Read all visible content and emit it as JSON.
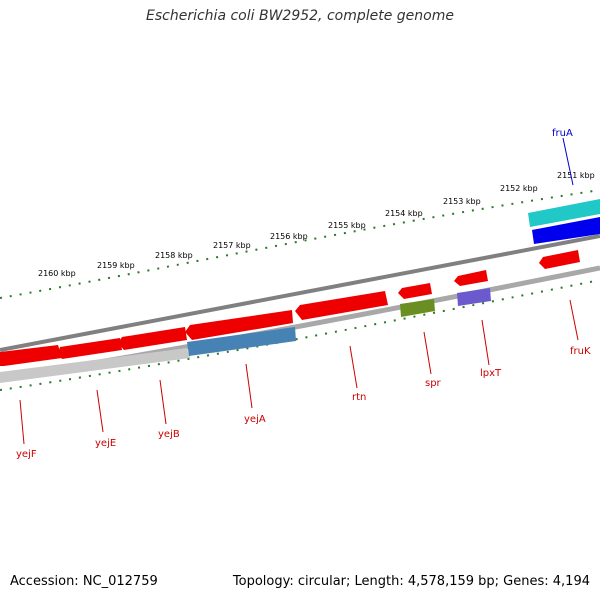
{
  "title": "Escherichia coli BW2952, complete genome",
  "accession": "Accession: NC_012759",
  "summary": "Topology: circular; Length: 4,578,159 bp; Genes: 4,194",
  "colors": {
    "backbone": "#888888",
    "forward_cds": "#ff0000",
    "reverse_cds": "#ff0000",
    "gene_label": "#cc0000",
    "fruA_label": "#0000cc",
    "tick": "#2a7a2a",
    "fruA_outer": "#20c8c8",
    "fruA_inner": "#0000ee",
    "spr_box": "#6b8e23",
    "lpxT_box": "#6a5acd",
    "yejA_box": "#4682b4",
    "gray_box": "#c8c8c8"
  },
  "ruler": {
    "upper_labels": [
      "2160 kbp",
      "2159 kbp",
      "2158 kbp",
      "2157 kbp",
      "2156 kbp",
      "2155 kbp",
      "2154 kbp",
      "2153 kbp",
      "2152 kbp",
      "2151 kbp"
    ]
  },
  "genes": [
    {
      "name": "fruA",
      "strand": "outer"
    },
    {
      "name": "fruK",
      "strand": "lower"
    },
    {
      "name": "lpxT",
      "strand": "lower"
    },
    {
      "name": "spr",
      "strand": "lower"
    },
    {
      "name": "rtn",
      "strand": "lower"
    },
    {
      "name": "yejA",
      "strand": "lower"
    },
    {
      "name": "yejB",
      "strand": "lower"
    },
    {
      "name": "yejE",
      "strand": "lower"
    },
    {
      "name": "yejF",
      "strand": "lower"
    }
  ]
}
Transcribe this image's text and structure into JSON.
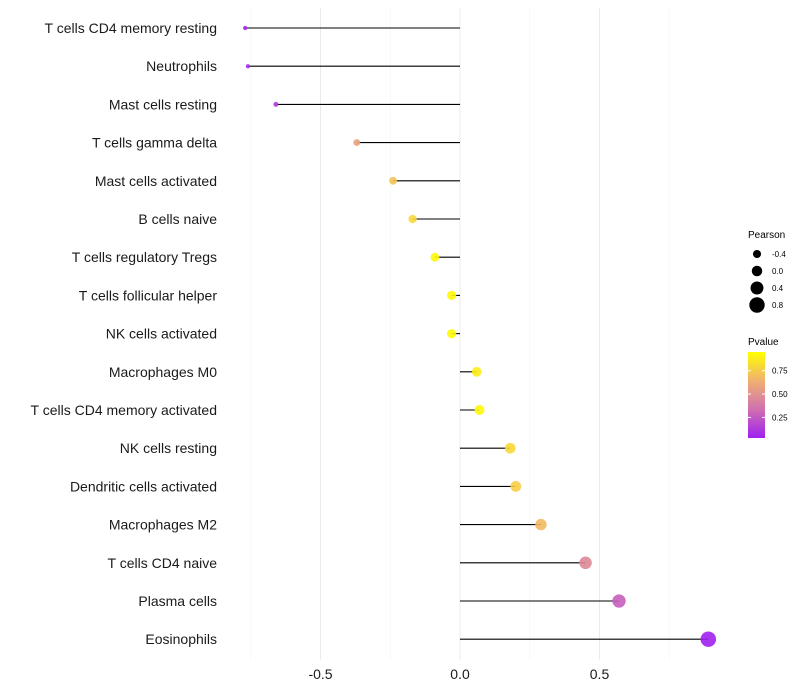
{
  "chart_data": {
    "type": "scatter",
    "subtype": "lollipop",
    "title": "",
    "xlabel": "",
    "ylabel": "",
    "xlim": [
      -0.82,
      0.93
    ],
    "xticks": [
      -0.5,
      0.0,
      0.5
    ],
    "xtick_labels": [
      "-0.5",
      "0.0",
      "0.5"
    ],
    "grid": true,
    "categories": [
      "T cells CD4 memory resting",
      "Neutrophils",
      "Mast cells resting",
      "T cells gamma delta",
      "Mast cells activated",
      "B cells naive",
      "T cells regulatory  Tregs ",
      "T cells follicular helper",
      "NK cells activated",
      "Macrophages M0",
      "T cells CD4 memory activated",
      "NK cells resting",
      "Dendritic cells activated",
      "Macrophages M2",
      "T cells CD4 naive",
      "Plasma cells",
      "Eosinophils"
    ],
    "pearson": [
      -0.77,
      -0.76,
      -0.66,
      -0.37,
      -0.24,
      -0.17,
      -0.09,
      -0.03,
      -0.03,
      0.06,
      0.07,
      0.18,
      0.2,
      0.29,
      0.45,
      0.57,
      0.89
    ],
    "pvalue": [
      0.05,
      0.06,
      0.15,
      0.58,
      0.72,
      0.8,
      0.92,
      0.93,
      0.93,
      0.88,
      0.93,
      0.8,
      0.76,
      0.68,
      0.45,
      0.27,
      0.03
    ],
    "legend_size": {
      "title": "Pearson",
      "values": [
        -0.4,
        0.0,
        0.4,
        0.8
      ],
      "labels": [
        "-0.4",
        "0.0",
        "0.4",
        "0.8"
      ]
    },
    "legend_color": {
      "title": "Pvalue",
      "range": [
        0.03,
        0.95
      ],
      "ticks": [
        0.25,
        0.5,
        0.75
      ],
      "labels": [
        "0.25",
        "0.50",
        "0.75"
      ],
      "colors": [
        "#a020f0",
        "#d070b0",
        "#f0b070",
        "#ffff00"
      ]
    },
    "legend_placement": "right"
  }
}
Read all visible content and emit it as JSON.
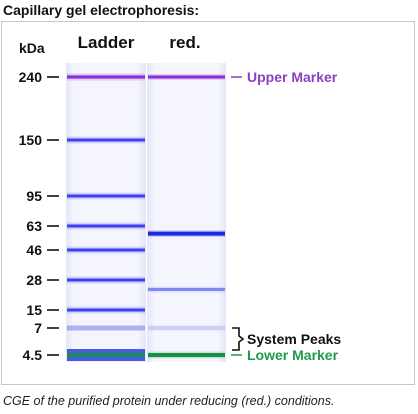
{
  "title": "Capillary gel electrophoresis:",
  "unit_label": "kDa",
  "lanes": [
    {
      "label": "Ladder"
    },
    {
      "label": "red."
    }
  ],
  "ladder_markers": [
    {
      "label": "240",
      "kda": 240
    },
    {
      "label": "150",
      "kda": 150
    },
    {
      "label": "95",
      "kda": 95
    },
    {
      "label": "63",
      "kda": 63
    },
    {
      "label": "46",
      "kda": 46
    },
    {
      "label": "28",
      "kda": 28
    },
    {
      "label": "15",
      "kda": 15
    },
    {
      "label": "7",
      "kda": 7
    },
    {
      "label": "4.5",
      "kda": 4.5
    }
  ],
  "sample_bands": [
    {
      "role": "upper-marker",
      "kda": 240
    },
    {
      "role": "protein",
      "kda": 57
    },
    {
      "role": "protein",
      "kda": 23
    },
    {
      "role": "system-peak",
      "kda": 7
    },
    {
      "role": "lower-marker",
      "kda": 4.5
    }
  ],
  "annotations": {
    "upper_marker": "Upper Marker",
    "system_peaks": "System Peaks",
    "lower_marker": "Lower Marker"
  },
  "colors": {
    "ladder_band": "#3f3ff0",
    "upper_marker": "#8a2ed8",
    "lower_marker": "#149243",
    "upper_label": "#8a3fc4",
    "lower_label": "#1f9a4c",
    "lane_bg": "#f2f3fc"
  },
  "caption": "CGE of the purified protein under reducing (red.) conditions."
}
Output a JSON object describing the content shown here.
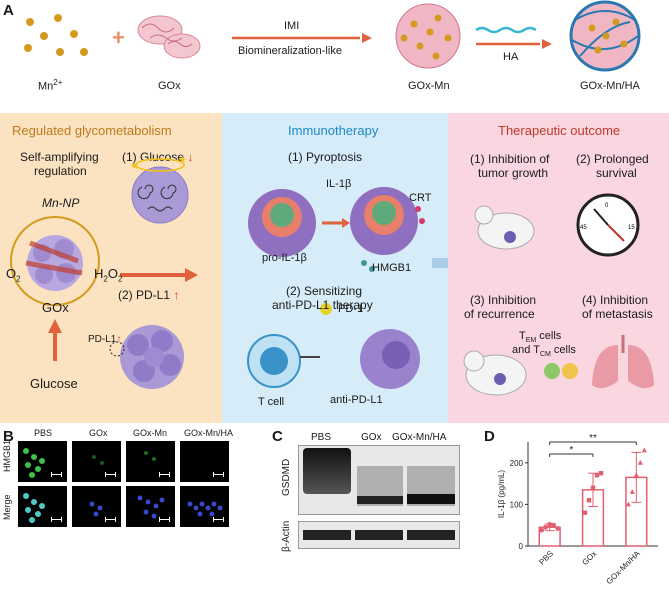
{
  "panel_a": {
    "letter": "A",
    "reagents": {
      "mn": "Mn",
      "mn_sup": "2+",
      "gox": "GOx",
      "gox_mn": "GOx-Mn",
      "gox_mn_ha": "GOx-Mn/HA",
      "ha": "HA"
    },
    "arrow1": {
      "top": "IMI",
      "bottom": "Biomineralization-like"
    },
    "sections": {
      "left": {
        "title": "Regulated glycometabolism",
        "subtitle_1": "Self-amplifying",
        "subtitle_2": "regulation",
        "item1_prefix": "(1) Glucose",
        "item2_prefix": "(2) PD-L1",
        "mn_np": "Mn-NP",
        "o2": "O",
        "o2_sub": "2",
        "h2o2_a": "H",
        "h2o2_sub1": "2",
        "h2o2_b": "O",
        "h2o2_sub2": "2",
        "gox": "GOx",
        "glucose": "Glucose",
        "pdl1": "PD-L1"
      },
      "middle": {
        "title": "Immunotherapy",
        "item1": "(1) Pyroptosis",
        "il1b": "IL-1β",
        "crt": "CRT",
        "pro_il1b": "pro-IL-1β",
        "hmgb1": "HMGB1",
        "item2_line1": "(2) Sensitizing",
        "item2_line2": "anti-PD-L1 therapy",
        "pd1": "PD-1",
        "tcell": "T cell",
        "anti_pdl1": "anti-PD-L1"
      },
      "right": {
        "title": "Therapeutic outcome",
        "o1_line1": "(1) Inhibition of",
        "o1_line2": "tumor growth",
        "o2_line1": "(2) Prolonged",
        "o2_line2": "survival",
        "o3_line1": "(3) Inhibition",
        "o3_line2": "of recurrence",
        "o4_line1": "(4) Inhibition",
        "o4_line2": "of metastasis",
        "tem_line": "and T",
        "tem_t": "T",
        "tem_sub": "EM",
        "tem_suffix": " cells",
        "tcm_sub": "CM",
        "tcm_suffix": " cells",
        "compass_0": "0",
        "compass_15": "15",
        "compass_45": "45"
      }
    },
    "colors": {
      "left_bg": "#fbe3c1",
      "middle_bg": "#d6ecf8",
      "right_bg": "#f9d6e0",
      "left_title": "#c07a1a",
      "middle_title": "#1e88c8",
      "right_title": "#c0392b"
    }
  },
  "panel_b": {
    "letter": "B",
    "columns": [
      "PBS",
      "GOx",
      "GOx-Mn",
      "GOx-Mn/HA"
    ],
    "rows": [
      "HMGB1",
      "Merge"
    ]
  },
  "panel_c": {
    "letter": "C",
    "columns": [
      "PBS",
      "GOx",
      "GOx-Mn/HA"
    ],
    "rows": [
      "GSDMD",
      "β-Actin"
    ]
  },
  "panel_d": {
    "letter": "D"
  },
  "chart_data": {
    "type": "bar",
    "categories": [
      "PBS",
      "GOx",
      "GOx-Mn/HA"
    ],
    "values": [
      45,
      135,
      165
    ],
    "errors": [
      8,
      40,
      60
    ],
    "points": [
      [
        38,
        45,
        52,
        50,
        42
      ],
      [
        80,
        110,
        140,
        170,
        175
      ],
      [
        100,
        130,
        170,
        200,
        230
      ]
    ],
    "ylabel": "IL-1β (pg/mL)",
    "xlabel": "",
    "ylim": [
      0,
      250
    ],
    "yticks": [
      0,
      100,
      200
    ],
    "significance": [
      {
        "from": 0,
        "to": 1,
        "label": "*"
      },
      {
        "from": 0,
        "to": 2,
        "label": "**"
      }
    ],
    "color": "#e06070"
  }
}
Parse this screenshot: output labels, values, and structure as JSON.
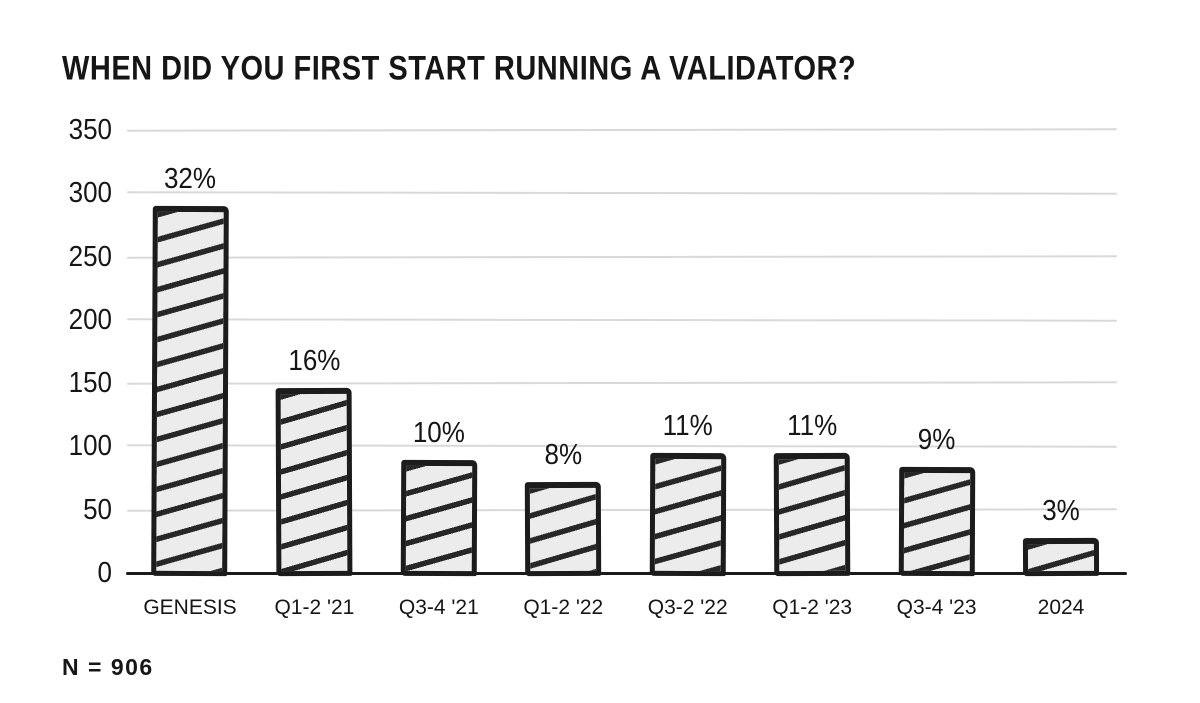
{
  "chart_data": {
    "type": "bar",
    "title": "WHEN DID YOU FIRST START RUNNING A VALIDATOR?",
    "footnote": "N = 906",
    "categories": [
      "GENESIS",
      "Q1-2 '21",
      "Q3-4 '21",
      "Q1-2 '22",
      "Q3-2 '22",
      "Q1-2 '23",
      "Q3-4 '23",
      "2024"
    ],
    "bar_labels": [
      "32%",
      "16%",
      "10%",
      "8%",
      "11%",
      "11%",
      "9%",
      "3%"
    ],
    "values_pct": [
      32,
      16,
      10,
      8,
      11,
      11,
      9,
      3
    ],
    "approx_counts": [
      290,
      146,
      89,
      72,
      95,
      95,
      84,
      28
    ],
    "sample_size": 906,
    "xlabel": "",
    "ylabel": "",
    "ylim": [
      0,
      350
    ],
    "yticks": [
      0,
      50,
      100,
      150,
      200,
      250,
      300,
      350
    ],
    "grid": "horizontal",
    "legend": "none",
    "style": "hand-drawn sketch, diagonal-hatched bars",
    "colors": {
      "background": "#ffffff",
      "bar_fill": "#ececec",
      "bar_hatch": "#272727",
      "bar_border": "#1c1c1c",
      "gridline": "#d9d9d9",
      "axis_line": "#1b1b1b",
      "text": "#161616"
    }
  }
}
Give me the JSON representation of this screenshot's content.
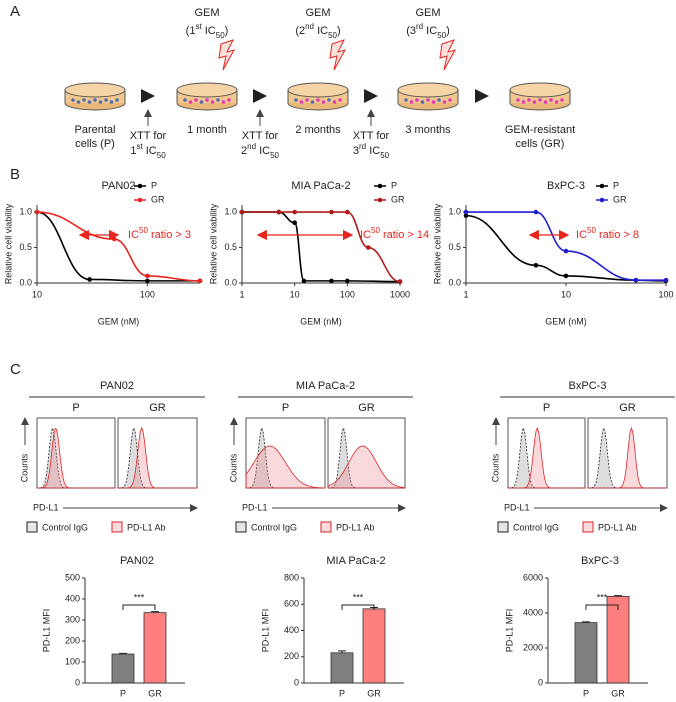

-------------------------

§ TASK REQUIREMENTS
Your answer should be only a number: how many lines of the data above contain the string "resting"?

§ WRITTEN REPLY
3